> Set exercise
Set down the material once more, exactly as it appears.

Data records
^^^^^^^^^^^^^^^^

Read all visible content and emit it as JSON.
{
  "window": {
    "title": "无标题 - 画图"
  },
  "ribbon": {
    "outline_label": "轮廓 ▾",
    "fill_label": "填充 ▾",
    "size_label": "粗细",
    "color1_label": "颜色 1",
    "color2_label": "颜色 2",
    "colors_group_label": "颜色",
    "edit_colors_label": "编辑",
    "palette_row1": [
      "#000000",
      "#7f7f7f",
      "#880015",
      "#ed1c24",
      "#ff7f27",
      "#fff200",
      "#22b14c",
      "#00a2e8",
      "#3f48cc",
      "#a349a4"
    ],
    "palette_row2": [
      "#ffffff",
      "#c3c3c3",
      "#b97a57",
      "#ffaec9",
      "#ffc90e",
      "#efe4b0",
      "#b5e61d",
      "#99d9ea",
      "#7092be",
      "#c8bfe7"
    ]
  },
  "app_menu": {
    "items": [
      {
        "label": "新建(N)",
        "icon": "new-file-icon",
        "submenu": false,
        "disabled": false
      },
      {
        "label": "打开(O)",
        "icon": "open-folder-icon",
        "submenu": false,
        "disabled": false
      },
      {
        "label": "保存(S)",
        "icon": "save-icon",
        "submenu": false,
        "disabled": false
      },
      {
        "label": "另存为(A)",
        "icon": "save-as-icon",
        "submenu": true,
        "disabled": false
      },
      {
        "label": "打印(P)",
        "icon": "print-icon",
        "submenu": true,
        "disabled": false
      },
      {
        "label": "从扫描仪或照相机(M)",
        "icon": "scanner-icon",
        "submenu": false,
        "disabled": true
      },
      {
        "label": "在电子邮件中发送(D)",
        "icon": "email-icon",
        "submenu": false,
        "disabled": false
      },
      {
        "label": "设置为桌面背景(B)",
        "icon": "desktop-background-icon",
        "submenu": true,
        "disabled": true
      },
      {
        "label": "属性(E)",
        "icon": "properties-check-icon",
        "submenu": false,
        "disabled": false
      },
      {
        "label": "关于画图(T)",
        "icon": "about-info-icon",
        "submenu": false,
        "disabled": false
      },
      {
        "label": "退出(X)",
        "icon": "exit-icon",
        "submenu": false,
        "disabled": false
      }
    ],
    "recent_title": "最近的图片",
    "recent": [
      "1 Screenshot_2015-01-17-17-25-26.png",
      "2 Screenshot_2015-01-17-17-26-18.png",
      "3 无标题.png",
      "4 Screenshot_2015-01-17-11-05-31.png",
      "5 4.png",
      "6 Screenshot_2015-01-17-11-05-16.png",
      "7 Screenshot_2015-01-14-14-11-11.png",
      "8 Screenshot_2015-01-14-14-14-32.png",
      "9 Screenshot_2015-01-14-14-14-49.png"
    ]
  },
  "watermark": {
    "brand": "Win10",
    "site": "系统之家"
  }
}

^^^^^^^^^^^^^^^^

> Answer
Read all visible content and emit it as JSON.
{
  "window": {
    "title": "无标题 - 画图"
  },
  "ribbon": {
    "outline_label": "轮廓 ▾",
    "fill_label": "填充 ▾",
    "size_label": "粗细",
    "color1_label": "颜色 1",
    "color2_label": "颜色 2",
    "colors_group_label": "颜色",
    "edit_colors_label": "编辑",
    "palette_row1": [
      "#000000",
      "#7f7f7f",
      "#880015",
      "#ed1c24",
      "#ff7f27",
      "#fff200",
      "#22b14c",
      "#00a2e8",
      "#3f48cc",
      "#a349a4"
    ],
    "palette_row2": [
      "#ffffff",
      "#c3c3c3",
      "#b97a57",
      "#ffaec9",
      "#ffc90e",
      "#efe4b0",
      "#b5e61d",
      "#99d9ea",
      "#7092be",
      "#c8bfe7"
    ]
  },
  "app_menu": {
    "items": [
      {
        "label": "新建(N)",
        "icon": "new-file-icon",
        "submenu": false,
        "disabled": false
      },
      {
        "label": "打开(O)",
        "icon": "open-folder-icon",
        "submenu": false,
        "disabled": false
      },
      {
        "label": "保存(S)",
        "icon": "save-icon",
        "submenu": false,
        "disabled": false
      },
      {
        "label": "另存为(A)",
        "icon": "save-as-icon",
        "submenu": true,
        "disabled": false
      },
      {
        "label": "打印(P)",
        "icon": "print-icon",
        "submenu": true,
        "disabled": false
      },
      {
        "label": "从扫描仪或照相机(M)",
        "icon": "scanner-icon",
        "submenu": false,
        "disabled": true
      },
      {
        "label": "在电子邮件中发送(D)",
        "icon": "email-icon",
        "submenu": false,
        "disabled": false
      },
      {
        "label": "设置为桌面背景(B)",
        "icon": "desktop-background-icon",
        "submenu": true,
        "disabled": true
      },
      {
        "label": "属性(E)",
        "icon": "properties-check-icon",
        "submenu": false,
        "disabled": false
      },
      {
        "label": "关于画图(T)",
        "icon": "about-info-icon",
        "submenu": false,
        "disabled": false
      },
      {
        "label": "退出(X)",
        "icon": "exit-icon",
        "submenu": false,
        "disabled": false
      }
    ],
    "recent_title": "最近的图片",
    "recent": [
      "1 Screenshot_2015-01-17-17-25-26.png",
      "2 Screenshot_2015-01-17-17-26-18.png",
      "3 无标题.png",
      "4 Screenshot_2015-01-17-11-05-31.png",
      "5 4.png",
      "6 Screenshot_2015-01-17-11-05-16.png",
      "7 Screenshot_2015-01-14-14-11-11.png",
      "8 Screenshot_2015-01-14-14-14-32.png",
      "9 Screenshot_2015-01-14-14-14-49.png"
    ]
  },
  "watermark": {
    "brand": "Win10",
    "site": "系统之家"
  }
}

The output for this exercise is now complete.